* **Required task**:
Copy out all of the data below with no alterations.

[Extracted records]
____

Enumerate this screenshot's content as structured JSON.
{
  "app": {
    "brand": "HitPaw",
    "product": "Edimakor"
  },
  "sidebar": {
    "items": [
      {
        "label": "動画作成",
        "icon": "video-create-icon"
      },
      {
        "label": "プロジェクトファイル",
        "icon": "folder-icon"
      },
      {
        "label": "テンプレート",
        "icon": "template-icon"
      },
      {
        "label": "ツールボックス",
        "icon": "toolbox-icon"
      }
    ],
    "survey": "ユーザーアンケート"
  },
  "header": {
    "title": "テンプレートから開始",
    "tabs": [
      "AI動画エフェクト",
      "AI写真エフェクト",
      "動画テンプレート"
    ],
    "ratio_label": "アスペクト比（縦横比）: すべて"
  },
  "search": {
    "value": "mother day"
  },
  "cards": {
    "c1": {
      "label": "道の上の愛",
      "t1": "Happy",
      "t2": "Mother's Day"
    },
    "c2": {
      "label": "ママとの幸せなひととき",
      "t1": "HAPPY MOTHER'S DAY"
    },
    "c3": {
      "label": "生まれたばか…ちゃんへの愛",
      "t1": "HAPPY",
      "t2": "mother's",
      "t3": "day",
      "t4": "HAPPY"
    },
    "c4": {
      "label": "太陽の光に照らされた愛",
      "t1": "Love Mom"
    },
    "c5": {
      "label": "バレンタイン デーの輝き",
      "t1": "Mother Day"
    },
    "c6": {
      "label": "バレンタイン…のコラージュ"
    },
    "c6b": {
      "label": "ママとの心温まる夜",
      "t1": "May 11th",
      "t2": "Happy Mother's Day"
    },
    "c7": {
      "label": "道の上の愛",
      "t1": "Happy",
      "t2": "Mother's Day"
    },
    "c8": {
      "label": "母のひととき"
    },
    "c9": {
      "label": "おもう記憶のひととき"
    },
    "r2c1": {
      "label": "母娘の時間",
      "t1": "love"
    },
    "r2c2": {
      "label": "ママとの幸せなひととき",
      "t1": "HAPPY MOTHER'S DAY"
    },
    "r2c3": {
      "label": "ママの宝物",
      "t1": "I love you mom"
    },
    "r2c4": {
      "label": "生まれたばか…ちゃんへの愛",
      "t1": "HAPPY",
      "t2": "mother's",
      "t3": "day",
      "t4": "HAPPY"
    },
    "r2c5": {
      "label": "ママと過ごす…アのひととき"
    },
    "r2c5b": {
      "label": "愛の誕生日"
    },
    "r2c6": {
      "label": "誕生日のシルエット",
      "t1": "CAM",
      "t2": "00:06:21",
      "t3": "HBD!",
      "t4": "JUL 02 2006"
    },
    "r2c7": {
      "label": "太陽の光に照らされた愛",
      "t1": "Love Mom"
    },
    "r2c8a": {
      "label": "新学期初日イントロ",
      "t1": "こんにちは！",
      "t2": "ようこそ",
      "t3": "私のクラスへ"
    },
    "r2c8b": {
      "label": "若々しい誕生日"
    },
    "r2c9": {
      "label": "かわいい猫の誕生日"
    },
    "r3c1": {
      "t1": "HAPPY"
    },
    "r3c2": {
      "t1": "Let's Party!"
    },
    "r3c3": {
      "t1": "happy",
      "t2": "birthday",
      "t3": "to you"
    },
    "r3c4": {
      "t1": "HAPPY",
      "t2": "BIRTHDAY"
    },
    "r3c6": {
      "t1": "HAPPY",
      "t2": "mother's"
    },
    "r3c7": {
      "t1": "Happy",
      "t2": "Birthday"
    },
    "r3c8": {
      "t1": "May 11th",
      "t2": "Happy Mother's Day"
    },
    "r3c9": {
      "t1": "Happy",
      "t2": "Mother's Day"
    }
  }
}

____

* **Written response**:
Enumerate this screenshot's content as structured JSON.
{
  "app": {
    "brand": "HitPaw",
    "product": "Edimakor"
  },
  "sidebar": {
    "items": [
      {
        "label": "動画作成",
        "icon": "video-create-icon"
      },
      {
        "label": "プロジェクトファイル",
        "icon": "folder-icon"
      },
      {
        "label": "テンプレート",
        "icon": "template-icon"
      },
      {
        "label": "ツールボックス",
        "icon": "toolbox-icon"
      }
    ],
    "survey": "ユーザーアンケート"
  },
  "header": {
    "title": "テンプレートから開始",
    "tabs": [
      "AI動画エフェクト",
      "AI写真エフェクト",
      "動画テンプレート"
    ],
    "ratio_label": "アスペクト比（縦横比）: すべて"
  },
  "search": {
    "value": "mother day"
  },
  "cards": {
    "c1": {
      "label": "道の上の愛",
      "t1": "Happy",
      "t2": "Mother's Day"
    },
    "c2": {
      "label": "ママとの幸せなひととき",
      "t1": "HAPPY MOTHER'S DAY"
    },
    "c3": {
      "label": "生まれたばか…ちゃんへの愛",
      "t1": "HAPPY",
      "t2": "mother's",
      "t3": "day",
      "t4": "HAPPY"
    },
    "c4": {
      "label": "太陽の光に照らされた愛",
      "t1": "Love Mom"
    },
    "c5": {
      "label": "バレンタイン デーの輝き",
      "t1": "Mother Day"
    },
    "c6": {
      "label": "バレンタイン…のコラージュ"
    },
    "c6b": {
      "label": "ママとの心温まる夜",
      "t1": "May 11th",
      "t2": "Happy Mother's Day"
    },
    "c7": {
      "label": "道の上の愛",
      "t1": "Happy",
      "t2": "Mother's Day"
    },
    "c8": {
      "label": "母のひととき"
    },
    "c9": {
      "label": "おもう記憶のひととき"
    },
    "r2c1": {
      "label": "母娘の時間",
      "t1": "love"
    },
    "r2c2": {
      "label": "ママとの幸せなひととき",
      "t1": "HAPPY MOTHER'S DAY"
    },
    "r2c3": {
      "label": "ママの宝物",
      "t1": "I love you mom"
    },
    "r2c4": {
      "label": "生まれたばか…ちゃんへの愛",
      "t1": "HAPPY",
      "t2": "mother's",
      "t3": "day",
      "t4": "HAPPY"
    },
    "r2c5": {
      "label": "ママと過ごす…アのひととき"
    },
    "r2c5b": {
      "label": "愛の誕生日"
    },
    "r2c6": {
      "label": "誕生日のシルエット",
      "t1": "CAM",
      "t2": "00:06:21",
      "t3": "HBD!",
      "t4": "JUL 02 2006"
    },
    "r2c7": {
      "label": "太陽の光に照らされた愛",
      "t1": "Love Mom"
    },
    "r2c8a": {
      "label": "新学期初日イントロ",
      "t1": "こんにちは！",
      "t2": "ようこそ",
      "t3": "私のクラスへ"
    },
    "r2c8b": {
      "label": "若々しい誕生日"
    },
    "r2c9": {
      "label": "かわいい猫の誕生日"
    },
    "r3c1": {
      "t1": "HAPPY"
    },
    "r3c2": {
      "t1": "Let's Party!"
    },
    "r3c3": {
      "t1": "happy",
      "t2": "birthday",
      "t3": "to you"
    },
    "r3c4": {
      "t1": "HAPPY",
      "t2": "BIRTHDAY"
    },
    "r3c6": {
      "t1": "HAPPY",
      "t2": "mother's"
    },
    "r3c7": {
      "t1": "Happy",
      "t2": "Birthday"
    },
    "r3c8": {
      "t1": "May 11th",
      "t2": "Happy Mother's Day"
    },
    "r3c9": {
      "t1": "Happy",
      "t2": "Mother's Day"
    }
  }
}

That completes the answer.